* [Ausgewählter Textabschnitt]
+ + + + +

Näher kamen andere der dann von Cartier erkundeten Region. Der misslungene Versuch Cabotos ärgerte Portugal, da man in Lissabon glaubte, Anspruch auf das von Caboto bereiste Gebiet zu haben. Im Abkommen von Tordesillas, geschlossen auf Betreiben Papst Alexanders VI., hatte Portugal 1494 alle Ländereien östlich einer etwa am 46. Längengrad (West) verlaufenden Linie zugesprochen bekommen und Spanien die hiervon westlich gelegenen. Nach (geographisch falscher) portugiesischer Auffassung hatte daher Caboto mit seinen Reisen portugiesische Belange gefährdet. Um auf jeden Fall zu retten, was zu retten war, segelten daher 1500 und 1501 die portugiesischen Brüder Gaspar und Miguel Corte Real über den Atlantik und fuhren an Labrador, Neufundland und Neuschottland entlang. Sie kamen allerdings nicht mehr zurück. Ein anderer Portugiese, João Álvares Fagundes, unternahm 1520-1521 verschiedene Expeditionen nach Neufundland und Neuschottland, hinterließ dabei aber keine bleibenden Spuren. Nach diesen Misserfolgen konzentrierte sich Portugal auf seine Interessen anderwärts.
Die Entwicklung der spanischen Kolonien und ebenso die von Magellan gefundene Route faszinierten auch den französischen König Franz I. 1524 segelte der Italiener Giovanni da Verrazano in französischem Auftrag die Atlantikküste von North Carolina bis Neuschottland und Neufundland entlang, um eine Route in Richtung Pazifik zu finden. Erfolg hatte er hierin nicht, aber er ergänzte immerhin die geographische Kenntnis der befahrenen Küsten. Franz I. war danach mehr denn je überzeugt, dass eine Durchfahrt nach Westen existieren müsse.

+ + + + +

* [Ausgelesene Daten]
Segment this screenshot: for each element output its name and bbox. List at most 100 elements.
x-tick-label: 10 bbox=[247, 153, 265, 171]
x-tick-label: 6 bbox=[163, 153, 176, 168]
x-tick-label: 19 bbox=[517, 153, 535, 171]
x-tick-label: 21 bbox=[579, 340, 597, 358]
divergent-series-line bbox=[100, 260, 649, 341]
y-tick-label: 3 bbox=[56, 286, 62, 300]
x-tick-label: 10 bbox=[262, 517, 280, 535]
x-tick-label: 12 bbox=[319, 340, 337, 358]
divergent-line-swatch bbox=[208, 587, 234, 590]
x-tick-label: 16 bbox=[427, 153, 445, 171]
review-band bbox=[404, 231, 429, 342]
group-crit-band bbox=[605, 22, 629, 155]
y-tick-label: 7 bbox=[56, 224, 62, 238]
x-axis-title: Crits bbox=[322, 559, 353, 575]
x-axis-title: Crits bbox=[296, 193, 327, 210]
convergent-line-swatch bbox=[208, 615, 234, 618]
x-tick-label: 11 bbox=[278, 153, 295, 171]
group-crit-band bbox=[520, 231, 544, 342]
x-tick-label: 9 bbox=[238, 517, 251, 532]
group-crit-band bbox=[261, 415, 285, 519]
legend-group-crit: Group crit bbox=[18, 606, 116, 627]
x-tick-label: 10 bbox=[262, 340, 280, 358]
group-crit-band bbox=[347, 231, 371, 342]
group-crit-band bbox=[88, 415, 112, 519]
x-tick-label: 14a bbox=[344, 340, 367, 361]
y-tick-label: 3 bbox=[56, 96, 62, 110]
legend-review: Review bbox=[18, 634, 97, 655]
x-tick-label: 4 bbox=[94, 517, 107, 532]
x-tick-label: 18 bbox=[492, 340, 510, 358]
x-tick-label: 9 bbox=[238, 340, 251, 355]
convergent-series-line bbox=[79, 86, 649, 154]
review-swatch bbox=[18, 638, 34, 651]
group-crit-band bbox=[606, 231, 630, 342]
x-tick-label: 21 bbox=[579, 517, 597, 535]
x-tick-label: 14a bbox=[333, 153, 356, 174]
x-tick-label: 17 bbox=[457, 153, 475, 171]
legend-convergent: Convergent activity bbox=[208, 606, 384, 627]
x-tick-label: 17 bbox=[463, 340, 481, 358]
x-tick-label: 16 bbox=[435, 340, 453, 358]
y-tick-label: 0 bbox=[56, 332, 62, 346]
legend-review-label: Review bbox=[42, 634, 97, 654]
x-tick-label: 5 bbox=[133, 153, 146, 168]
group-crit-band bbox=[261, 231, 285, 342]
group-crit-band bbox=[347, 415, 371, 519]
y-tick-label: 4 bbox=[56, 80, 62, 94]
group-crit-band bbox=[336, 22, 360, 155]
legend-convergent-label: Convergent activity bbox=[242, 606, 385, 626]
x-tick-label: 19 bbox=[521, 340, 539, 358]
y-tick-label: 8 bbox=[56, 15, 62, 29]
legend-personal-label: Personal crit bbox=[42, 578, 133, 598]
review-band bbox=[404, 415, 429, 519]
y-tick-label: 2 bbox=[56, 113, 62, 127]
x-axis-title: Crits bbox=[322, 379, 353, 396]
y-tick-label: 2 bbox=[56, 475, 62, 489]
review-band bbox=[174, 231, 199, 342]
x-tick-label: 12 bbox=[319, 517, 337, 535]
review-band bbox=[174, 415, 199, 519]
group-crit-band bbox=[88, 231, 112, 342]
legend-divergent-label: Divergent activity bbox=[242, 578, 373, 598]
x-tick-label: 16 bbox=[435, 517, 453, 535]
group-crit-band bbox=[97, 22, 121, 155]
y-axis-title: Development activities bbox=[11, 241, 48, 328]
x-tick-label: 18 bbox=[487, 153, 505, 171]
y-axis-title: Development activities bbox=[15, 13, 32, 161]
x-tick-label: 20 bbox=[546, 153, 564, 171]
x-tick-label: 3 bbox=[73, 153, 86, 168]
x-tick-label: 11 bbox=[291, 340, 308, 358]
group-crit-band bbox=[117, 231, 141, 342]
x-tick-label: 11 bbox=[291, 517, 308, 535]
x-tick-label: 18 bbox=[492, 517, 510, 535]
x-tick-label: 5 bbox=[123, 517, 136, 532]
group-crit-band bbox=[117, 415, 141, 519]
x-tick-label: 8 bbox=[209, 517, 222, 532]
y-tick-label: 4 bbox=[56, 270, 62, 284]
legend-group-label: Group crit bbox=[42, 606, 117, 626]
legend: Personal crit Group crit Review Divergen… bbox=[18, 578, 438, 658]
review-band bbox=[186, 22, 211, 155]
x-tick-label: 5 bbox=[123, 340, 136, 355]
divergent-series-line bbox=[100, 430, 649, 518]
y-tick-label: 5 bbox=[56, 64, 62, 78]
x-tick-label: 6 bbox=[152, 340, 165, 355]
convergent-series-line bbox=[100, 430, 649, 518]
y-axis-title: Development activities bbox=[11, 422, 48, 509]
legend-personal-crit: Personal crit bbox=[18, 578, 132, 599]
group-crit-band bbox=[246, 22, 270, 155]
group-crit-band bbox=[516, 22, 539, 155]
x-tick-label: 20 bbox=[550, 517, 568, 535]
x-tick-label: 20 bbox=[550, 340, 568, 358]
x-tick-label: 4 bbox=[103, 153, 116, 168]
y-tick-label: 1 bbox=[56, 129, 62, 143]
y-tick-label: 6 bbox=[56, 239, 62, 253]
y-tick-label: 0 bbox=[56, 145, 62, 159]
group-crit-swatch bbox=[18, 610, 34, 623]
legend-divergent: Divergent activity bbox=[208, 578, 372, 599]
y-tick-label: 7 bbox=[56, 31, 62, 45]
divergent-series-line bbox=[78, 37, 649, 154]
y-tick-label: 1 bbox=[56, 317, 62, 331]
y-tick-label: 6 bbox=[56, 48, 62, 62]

+ + + + +

* [Zu erledigen]
1. Nenne alle Gebiete in Nordamerika, die im Text über die frühen Entdeckungsfahrten vorkommen.
2. Schreib den Text über die frühen Entdeckungsfahrten nach Nordamerika weiter.
Das Material hat mit dem Text nichts zu tun.

* [Ergebnisse]
1. Labrador, Neufundland, Neuschottland, North Carolina

2.
Franz' I. Missgeschick bei Pavia 1525 und die anschließende Gefangenschaft in Madrid hinderten ihn zunächst, seine Idee weiter zu verfolgen. Auch galt es vorerst noch, das durch den Vertrag von Tordesillas aufgeworfene Problem zu klären. Rechtlich fühlte sich der französische König durch denselben zwar nicht gebunden, aber angesichts der spanischen Macht erschien es ihm doch ratsam, hier Klarheit zu schaffen. Die Gelegenheit kam schließlich im Oktober 1533, als Papst Clemens VII. bei einem Besuch in Marseille versicherte, dass die in Tordesillas getroffene Regelung nur die damals schon bekannten Kontinente beträfe und nicht die später von anderen Mächten noch entdeckten. Solchermaßen abgesichert konnte die inzwischen angepeilte nächste Expedition nach Übersee ohne Bedenken unternommen werden.
Der Entschluss des französischen Hofes zu einer weiteren Erkundungsreise nach Nordamerika reifte ab 1532, zumal man zuversichtlich sein konnte, mit dem Bretonen Jacques Cartier einen brauchbaren Expeditionsleiter gefunden zu haben. Heute ist über dessen Leben von seiner Geburt bis zum Antritt seiner ersten hier vorgestellten Reise im Jahre 1534...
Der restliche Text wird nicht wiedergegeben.